----- RECORDS TO USE

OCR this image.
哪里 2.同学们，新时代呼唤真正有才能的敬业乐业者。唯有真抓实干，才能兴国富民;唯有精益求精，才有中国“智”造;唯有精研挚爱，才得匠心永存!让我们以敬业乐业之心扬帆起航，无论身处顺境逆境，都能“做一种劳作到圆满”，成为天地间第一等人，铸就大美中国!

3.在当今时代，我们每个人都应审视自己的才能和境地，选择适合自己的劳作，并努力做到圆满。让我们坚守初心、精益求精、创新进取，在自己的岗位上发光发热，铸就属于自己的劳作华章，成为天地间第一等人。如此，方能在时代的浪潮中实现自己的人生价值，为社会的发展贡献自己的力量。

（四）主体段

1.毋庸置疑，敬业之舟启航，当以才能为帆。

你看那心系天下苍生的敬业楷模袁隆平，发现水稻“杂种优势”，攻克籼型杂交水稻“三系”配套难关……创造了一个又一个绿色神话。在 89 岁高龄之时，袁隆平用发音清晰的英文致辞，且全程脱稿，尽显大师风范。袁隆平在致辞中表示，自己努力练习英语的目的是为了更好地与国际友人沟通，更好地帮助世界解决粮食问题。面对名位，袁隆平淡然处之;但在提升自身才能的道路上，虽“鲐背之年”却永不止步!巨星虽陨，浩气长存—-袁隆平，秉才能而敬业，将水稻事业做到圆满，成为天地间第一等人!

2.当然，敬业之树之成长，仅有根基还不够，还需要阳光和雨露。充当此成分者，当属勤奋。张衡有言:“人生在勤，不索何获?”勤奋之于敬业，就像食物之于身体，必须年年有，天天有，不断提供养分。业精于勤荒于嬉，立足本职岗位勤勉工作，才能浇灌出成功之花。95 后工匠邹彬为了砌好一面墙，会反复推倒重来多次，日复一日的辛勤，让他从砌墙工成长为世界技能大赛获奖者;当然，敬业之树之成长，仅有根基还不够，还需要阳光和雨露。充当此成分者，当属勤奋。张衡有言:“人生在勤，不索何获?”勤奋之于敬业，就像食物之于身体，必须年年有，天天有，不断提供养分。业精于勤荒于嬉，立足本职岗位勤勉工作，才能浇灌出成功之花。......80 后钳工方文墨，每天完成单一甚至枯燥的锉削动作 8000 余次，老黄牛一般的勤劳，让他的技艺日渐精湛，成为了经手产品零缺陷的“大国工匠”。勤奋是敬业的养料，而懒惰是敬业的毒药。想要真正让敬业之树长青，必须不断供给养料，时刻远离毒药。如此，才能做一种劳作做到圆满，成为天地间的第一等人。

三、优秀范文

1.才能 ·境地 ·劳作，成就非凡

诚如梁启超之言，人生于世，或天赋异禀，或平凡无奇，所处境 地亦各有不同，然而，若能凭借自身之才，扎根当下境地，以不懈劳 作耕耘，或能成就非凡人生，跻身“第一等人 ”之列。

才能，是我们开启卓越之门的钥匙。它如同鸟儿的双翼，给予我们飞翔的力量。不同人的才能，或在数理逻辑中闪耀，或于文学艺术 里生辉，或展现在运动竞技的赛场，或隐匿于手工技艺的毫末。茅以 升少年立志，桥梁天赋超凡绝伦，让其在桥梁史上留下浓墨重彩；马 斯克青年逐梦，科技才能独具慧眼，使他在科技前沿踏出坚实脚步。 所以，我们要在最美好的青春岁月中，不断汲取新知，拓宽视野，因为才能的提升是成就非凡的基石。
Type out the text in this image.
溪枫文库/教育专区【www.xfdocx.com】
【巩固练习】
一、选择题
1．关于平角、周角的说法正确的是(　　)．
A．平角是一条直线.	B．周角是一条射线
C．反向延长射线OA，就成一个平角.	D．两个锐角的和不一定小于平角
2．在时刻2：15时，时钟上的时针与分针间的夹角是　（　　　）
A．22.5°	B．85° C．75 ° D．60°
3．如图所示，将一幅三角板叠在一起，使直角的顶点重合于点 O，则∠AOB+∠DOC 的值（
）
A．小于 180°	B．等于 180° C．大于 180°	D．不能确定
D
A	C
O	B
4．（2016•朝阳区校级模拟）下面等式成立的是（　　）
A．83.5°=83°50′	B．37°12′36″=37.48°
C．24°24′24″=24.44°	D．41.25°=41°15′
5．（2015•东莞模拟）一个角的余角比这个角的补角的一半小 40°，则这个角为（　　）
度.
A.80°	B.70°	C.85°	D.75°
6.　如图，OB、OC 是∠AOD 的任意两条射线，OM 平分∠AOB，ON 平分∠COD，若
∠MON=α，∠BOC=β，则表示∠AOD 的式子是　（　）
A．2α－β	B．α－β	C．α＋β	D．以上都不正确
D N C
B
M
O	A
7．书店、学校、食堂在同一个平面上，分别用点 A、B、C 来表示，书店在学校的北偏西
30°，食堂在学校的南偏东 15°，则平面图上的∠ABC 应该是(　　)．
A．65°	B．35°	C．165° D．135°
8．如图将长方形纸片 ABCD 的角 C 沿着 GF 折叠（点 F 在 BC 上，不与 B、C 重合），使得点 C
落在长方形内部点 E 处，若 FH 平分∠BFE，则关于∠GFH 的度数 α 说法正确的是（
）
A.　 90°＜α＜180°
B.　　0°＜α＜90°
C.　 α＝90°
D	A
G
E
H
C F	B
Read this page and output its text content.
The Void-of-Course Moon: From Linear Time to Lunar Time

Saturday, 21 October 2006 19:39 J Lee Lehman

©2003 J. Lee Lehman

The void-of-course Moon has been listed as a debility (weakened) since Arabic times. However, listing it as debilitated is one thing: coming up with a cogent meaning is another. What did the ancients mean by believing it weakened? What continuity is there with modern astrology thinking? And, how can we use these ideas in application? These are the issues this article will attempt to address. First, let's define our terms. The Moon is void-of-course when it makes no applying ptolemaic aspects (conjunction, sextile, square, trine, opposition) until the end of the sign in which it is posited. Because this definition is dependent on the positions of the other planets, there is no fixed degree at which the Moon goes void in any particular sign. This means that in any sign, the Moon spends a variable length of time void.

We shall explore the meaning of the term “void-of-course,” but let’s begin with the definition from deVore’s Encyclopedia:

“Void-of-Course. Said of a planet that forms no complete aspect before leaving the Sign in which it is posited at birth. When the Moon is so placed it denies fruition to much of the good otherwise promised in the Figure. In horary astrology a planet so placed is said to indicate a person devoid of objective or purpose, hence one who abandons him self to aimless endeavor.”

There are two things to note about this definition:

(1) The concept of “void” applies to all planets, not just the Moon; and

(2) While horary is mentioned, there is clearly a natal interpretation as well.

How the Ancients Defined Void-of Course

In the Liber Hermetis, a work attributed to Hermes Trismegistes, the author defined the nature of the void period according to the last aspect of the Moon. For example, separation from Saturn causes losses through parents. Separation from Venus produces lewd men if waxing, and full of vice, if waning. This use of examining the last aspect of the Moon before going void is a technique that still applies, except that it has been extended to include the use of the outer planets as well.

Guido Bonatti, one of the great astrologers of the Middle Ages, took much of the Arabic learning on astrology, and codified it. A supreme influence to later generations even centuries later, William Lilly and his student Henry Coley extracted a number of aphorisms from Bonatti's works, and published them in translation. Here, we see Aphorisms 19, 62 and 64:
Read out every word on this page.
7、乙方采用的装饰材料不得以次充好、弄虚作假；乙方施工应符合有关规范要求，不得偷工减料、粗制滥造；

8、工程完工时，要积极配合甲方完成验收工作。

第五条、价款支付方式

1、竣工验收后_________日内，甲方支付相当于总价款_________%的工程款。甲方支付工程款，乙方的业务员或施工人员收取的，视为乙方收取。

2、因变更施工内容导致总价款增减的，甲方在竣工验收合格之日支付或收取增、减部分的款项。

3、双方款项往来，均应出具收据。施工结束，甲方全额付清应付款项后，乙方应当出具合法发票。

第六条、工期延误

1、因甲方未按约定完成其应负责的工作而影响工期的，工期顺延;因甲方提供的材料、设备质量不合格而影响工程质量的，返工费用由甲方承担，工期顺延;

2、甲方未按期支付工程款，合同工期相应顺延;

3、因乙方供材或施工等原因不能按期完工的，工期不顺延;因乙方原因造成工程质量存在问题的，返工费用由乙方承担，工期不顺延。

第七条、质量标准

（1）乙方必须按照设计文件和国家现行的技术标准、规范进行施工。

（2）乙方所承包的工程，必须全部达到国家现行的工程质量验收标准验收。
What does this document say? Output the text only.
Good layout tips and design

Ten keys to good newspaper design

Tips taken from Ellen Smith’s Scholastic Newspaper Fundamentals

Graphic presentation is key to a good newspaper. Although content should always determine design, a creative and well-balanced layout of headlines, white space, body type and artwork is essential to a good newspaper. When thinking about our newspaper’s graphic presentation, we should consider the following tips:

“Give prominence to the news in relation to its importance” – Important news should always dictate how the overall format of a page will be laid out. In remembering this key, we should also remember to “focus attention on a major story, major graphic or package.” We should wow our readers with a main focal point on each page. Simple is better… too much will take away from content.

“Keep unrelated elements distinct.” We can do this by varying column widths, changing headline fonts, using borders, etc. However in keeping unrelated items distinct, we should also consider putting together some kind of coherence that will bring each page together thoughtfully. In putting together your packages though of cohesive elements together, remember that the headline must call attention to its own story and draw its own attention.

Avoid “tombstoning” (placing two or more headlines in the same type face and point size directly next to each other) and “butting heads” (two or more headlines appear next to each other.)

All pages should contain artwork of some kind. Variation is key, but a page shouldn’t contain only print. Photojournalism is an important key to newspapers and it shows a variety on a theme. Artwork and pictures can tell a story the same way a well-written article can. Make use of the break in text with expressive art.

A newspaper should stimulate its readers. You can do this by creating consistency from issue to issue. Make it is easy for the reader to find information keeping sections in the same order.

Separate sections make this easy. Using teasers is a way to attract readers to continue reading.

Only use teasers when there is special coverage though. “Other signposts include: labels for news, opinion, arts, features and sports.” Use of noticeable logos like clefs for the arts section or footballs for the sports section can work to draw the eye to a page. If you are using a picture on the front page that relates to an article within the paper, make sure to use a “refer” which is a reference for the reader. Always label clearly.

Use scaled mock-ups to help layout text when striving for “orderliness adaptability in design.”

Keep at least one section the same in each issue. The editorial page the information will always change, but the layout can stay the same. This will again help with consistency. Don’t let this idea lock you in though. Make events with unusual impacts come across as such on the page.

----------

From the records above, work out how many lines contain the string "design". Give only the number.

4